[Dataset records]
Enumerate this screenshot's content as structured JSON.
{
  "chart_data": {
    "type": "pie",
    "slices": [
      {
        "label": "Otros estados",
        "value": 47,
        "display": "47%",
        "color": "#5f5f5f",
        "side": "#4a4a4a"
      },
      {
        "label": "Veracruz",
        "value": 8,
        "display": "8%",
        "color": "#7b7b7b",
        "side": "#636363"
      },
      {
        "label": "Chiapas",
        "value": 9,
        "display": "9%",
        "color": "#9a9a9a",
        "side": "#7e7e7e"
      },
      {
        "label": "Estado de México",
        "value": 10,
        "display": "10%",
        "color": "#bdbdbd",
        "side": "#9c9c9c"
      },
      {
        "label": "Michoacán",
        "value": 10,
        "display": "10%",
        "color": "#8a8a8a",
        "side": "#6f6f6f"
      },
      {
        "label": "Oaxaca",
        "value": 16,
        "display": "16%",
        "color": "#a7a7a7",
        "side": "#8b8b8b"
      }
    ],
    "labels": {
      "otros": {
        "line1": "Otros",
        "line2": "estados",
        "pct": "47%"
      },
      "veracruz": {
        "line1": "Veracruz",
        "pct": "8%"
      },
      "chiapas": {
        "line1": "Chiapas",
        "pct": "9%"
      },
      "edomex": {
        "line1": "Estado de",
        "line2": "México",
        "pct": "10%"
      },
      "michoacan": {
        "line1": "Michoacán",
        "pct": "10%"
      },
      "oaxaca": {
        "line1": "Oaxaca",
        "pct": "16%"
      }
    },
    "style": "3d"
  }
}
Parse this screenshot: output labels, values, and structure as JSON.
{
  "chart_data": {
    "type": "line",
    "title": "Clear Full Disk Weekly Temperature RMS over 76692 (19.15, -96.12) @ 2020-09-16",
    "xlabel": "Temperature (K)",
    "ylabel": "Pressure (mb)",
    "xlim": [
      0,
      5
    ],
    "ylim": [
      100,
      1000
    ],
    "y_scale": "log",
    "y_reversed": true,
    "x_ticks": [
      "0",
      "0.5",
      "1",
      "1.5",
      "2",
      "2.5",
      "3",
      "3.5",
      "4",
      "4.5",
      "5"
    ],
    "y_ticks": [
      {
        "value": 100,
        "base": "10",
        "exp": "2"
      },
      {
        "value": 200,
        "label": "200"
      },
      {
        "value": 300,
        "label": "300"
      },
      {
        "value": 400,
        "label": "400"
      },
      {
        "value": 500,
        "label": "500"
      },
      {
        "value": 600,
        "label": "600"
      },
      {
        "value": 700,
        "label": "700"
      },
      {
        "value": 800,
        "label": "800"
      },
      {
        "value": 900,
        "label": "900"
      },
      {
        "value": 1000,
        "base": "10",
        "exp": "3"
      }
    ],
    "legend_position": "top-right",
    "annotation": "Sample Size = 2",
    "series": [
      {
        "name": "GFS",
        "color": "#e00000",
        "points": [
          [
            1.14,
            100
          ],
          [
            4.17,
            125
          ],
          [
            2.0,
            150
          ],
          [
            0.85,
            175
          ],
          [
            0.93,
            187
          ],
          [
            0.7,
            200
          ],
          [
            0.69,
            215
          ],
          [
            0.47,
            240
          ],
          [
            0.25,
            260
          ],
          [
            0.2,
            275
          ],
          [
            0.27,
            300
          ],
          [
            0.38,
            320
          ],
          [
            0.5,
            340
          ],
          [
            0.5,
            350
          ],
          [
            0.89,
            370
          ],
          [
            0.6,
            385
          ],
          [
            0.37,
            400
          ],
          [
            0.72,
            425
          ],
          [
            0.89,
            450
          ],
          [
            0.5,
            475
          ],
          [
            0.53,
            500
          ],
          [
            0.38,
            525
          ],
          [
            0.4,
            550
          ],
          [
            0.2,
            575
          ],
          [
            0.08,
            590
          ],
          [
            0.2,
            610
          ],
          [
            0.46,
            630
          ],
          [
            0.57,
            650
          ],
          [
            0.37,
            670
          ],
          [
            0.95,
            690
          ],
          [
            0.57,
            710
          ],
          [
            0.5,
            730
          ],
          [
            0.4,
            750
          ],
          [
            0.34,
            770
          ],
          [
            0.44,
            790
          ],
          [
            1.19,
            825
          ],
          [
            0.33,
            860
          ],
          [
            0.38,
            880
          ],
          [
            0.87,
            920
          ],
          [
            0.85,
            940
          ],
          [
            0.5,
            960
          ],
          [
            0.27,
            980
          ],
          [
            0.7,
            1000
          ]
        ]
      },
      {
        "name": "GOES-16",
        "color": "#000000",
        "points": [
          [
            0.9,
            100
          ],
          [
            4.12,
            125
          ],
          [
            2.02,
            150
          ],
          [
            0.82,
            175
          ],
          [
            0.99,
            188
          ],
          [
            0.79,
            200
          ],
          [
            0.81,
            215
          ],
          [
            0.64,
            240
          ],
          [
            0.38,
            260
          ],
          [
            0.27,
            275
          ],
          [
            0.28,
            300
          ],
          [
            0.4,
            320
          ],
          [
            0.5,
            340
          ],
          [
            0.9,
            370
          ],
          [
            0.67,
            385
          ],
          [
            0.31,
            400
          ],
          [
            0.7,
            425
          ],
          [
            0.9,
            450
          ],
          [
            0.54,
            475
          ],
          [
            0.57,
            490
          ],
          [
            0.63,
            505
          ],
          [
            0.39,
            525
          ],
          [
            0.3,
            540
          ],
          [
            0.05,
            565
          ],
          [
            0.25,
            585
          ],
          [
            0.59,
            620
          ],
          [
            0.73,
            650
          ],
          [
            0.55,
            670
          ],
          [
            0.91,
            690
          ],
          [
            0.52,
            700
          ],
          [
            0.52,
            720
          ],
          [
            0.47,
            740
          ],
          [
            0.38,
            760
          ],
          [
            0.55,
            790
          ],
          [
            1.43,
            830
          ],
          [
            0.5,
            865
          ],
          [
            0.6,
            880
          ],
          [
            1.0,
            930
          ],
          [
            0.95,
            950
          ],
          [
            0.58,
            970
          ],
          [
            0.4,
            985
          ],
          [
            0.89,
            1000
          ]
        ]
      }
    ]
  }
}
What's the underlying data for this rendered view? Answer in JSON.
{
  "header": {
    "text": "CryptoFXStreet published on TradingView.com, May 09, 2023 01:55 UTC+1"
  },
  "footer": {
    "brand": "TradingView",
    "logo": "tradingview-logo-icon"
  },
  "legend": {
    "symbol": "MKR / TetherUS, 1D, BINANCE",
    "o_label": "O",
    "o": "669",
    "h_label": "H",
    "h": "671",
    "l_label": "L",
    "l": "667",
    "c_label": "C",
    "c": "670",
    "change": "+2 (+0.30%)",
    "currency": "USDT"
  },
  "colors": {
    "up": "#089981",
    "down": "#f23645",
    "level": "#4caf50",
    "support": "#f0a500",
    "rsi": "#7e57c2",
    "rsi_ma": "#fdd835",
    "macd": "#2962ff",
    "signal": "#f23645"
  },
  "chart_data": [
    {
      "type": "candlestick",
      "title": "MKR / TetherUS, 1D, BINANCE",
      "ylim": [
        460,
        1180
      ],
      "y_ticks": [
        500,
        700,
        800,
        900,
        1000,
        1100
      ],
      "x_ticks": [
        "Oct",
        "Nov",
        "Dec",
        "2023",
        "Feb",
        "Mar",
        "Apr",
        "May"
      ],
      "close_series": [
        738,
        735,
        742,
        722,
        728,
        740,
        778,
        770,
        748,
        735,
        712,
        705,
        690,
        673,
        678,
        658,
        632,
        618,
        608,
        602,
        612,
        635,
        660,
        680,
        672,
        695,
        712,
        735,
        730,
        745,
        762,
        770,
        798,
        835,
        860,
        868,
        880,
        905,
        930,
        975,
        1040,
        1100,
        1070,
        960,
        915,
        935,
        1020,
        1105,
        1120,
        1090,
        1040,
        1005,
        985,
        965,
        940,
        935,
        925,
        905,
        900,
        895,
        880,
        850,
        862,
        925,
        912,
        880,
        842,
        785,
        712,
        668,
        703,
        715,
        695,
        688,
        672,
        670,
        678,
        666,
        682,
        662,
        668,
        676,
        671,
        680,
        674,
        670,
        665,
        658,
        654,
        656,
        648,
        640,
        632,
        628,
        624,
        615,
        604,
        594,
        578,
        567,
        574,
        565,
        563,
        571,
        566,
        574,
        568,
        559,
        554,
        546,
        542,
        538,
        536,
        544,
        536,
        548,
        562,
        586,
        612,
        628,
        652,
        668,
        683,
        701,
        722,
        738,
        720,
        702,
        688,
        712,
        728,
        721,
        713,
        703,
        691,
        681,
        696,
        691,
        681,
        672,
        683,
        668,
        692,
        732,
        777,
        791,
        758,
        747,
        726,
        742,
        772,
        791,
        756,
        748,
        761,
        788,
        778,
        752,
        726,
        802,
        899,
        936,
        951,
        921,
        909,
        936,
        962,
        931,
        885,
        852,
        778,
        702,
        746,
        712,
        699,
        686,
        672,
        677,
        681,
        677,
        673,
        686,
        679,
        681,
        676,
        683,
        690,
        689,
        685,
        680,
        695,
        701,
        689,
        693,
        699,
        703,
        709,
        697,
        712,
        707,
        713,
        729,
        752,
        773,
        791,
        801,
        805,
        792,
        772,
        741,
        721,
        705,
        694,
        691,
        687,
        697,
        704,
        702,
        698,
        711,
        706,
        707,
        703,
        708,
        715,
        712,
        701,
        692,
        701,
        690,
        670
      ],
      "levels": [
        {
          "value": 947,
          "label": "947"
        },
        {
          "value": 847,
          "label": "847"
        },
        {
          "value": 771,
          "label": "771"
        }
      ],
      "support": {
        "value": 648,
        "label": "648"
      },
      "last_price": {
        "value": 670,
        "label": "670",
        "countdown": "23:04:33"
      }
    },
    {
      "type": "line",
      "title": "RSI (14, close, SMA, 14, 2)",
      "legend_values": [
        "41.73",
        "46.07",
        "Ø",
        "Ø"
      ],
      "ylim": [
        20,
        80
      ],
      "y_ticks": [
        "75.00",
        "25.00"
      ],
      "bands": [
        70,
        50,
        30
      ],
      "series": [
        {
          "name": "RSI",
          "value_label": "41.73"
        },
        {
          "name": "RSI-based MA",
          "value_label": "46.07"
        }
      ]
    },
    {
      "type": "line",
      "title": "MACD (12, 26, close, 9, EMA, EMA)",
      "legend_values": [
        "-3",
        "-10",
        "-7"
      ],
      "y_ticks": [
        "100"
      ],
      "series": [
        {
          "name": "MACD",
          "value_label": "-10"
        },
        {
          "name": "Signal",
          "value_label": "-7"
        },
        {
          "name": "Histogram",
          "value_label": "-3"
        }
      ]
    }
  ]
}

### [Exercise prompt]
Locate the word "title" in the data above. Copy every line carrying it.

### [Result]
    "title": "Clear Full Disk Weekly Temperature RMS over 76692 (19.15, -96.12) @ 2020-09-16",
      "title": "MKR / TetherUS, 1D, BINANCE",
      "title": "RSI (14, close, SMA, 14, 2)",
      "title": "MACD (12, 26, close, 9, EMA, EMA)",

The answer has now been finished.